## begin DATASET EXCERPTS

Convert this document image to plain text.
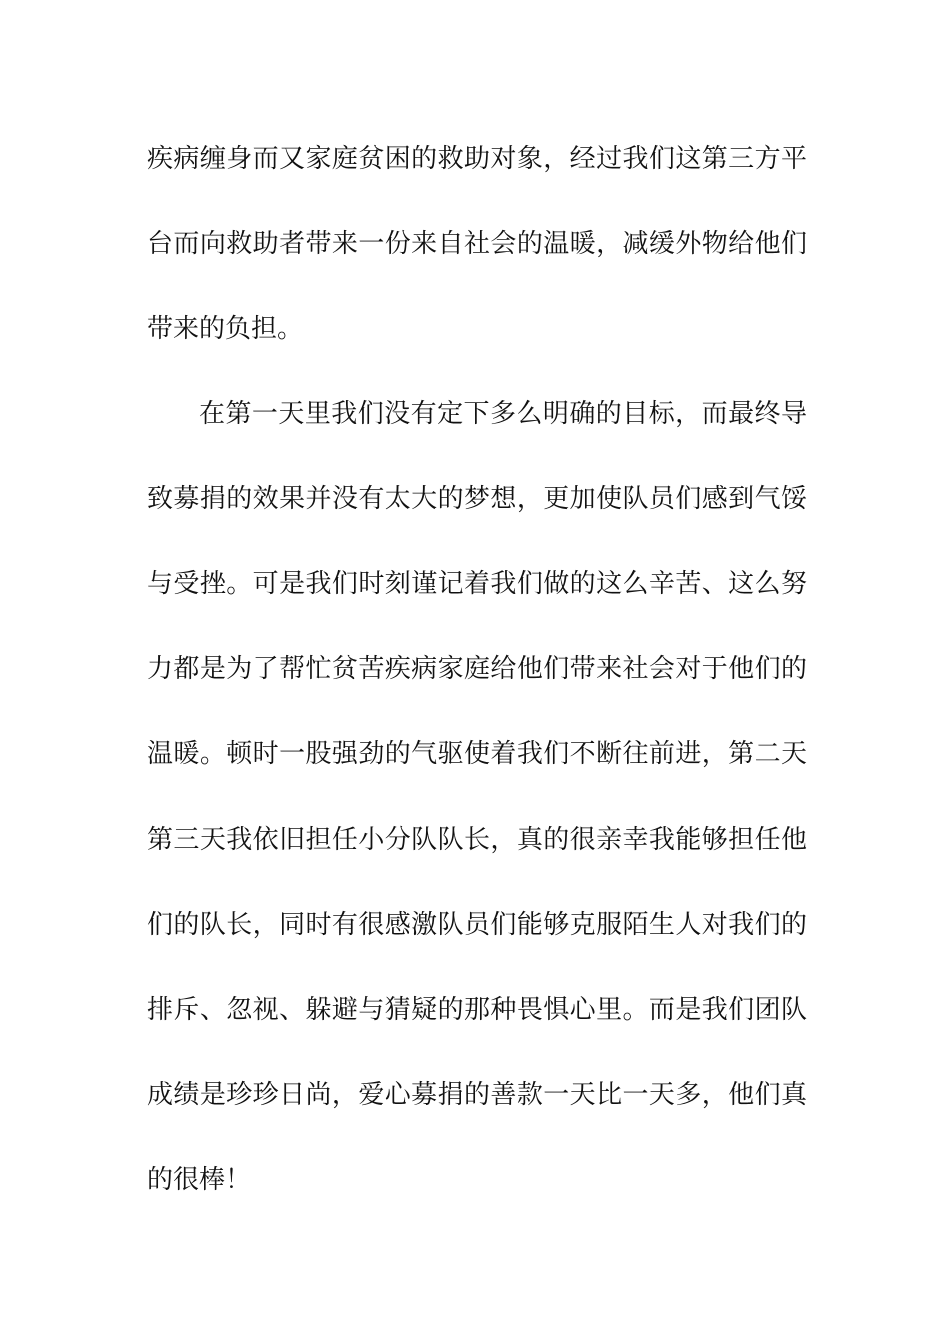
疾病缠身而又家庭贫困的救助对象，经过我们这第三方平
台而向救助者带来一份来自社会的温暖，减缓外物给他们
带来的负担。
在第一天里我们没有定下多么明确的目标，而最终导
致募捐的效果并没有太大的梦想，更加使队员们感到气馁
与受挫。可是我们时刻谨记着我们做的这么辛苦、这么努
力都是为了帮忙贫苦疾病家庭给他们带来社会对于他们的
温暖。顿时一股强劲的气驱使着我们不断往前进，第二天
第三天我依旧担任小分队队长，真的很亲幸我能够担任他
们的队长，同时有很感激队员们能够克服陌生人对我们的
排斥、忽视、躲避与猜疑的那种畏惧心里。而是我们团队
成绩是珍珍日尚，爱心募捐的善款一天比一天多，他们真
的很棒！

## end DATASET EXCERPTS

- [PROBLEM DETAILS]
Set down all the entries exactly as they appear, but skip any pictures.

- [SOLUTION TO THIS TASK]
Convert this document image to plain text.
疾病缠身而又家庭贫困的救助对象，经过我们这第三方平
台而向救助者带来一份来自社会的温暖，减缓外物给他们
带来的负担。
在第一天里我们没有定下多么明确的目标，而最终导
致募捐的效果并没有太大的梦想，更加使队员们感到气馁
与受挫。可是我们时刻谨记着我们做的这么辛苦、这么努
力都是为了帮忙贫苦疾病家庭给他们带来社会对于他们的
温暖。顿时一股强劲的气驱使着我们不断往前进，第二天
第三天我依旧担任小分队队长，真的很亲幸我能够担任他
们的队长，同时有很感激队员们能够克服陌生人对我们的
排斥、忽视、躲避与猜疑的那种畏惧心里。而是我们团队
成绩是珍珍日尚，爱心募捐的善款一天比一天多，他们真
的很棒！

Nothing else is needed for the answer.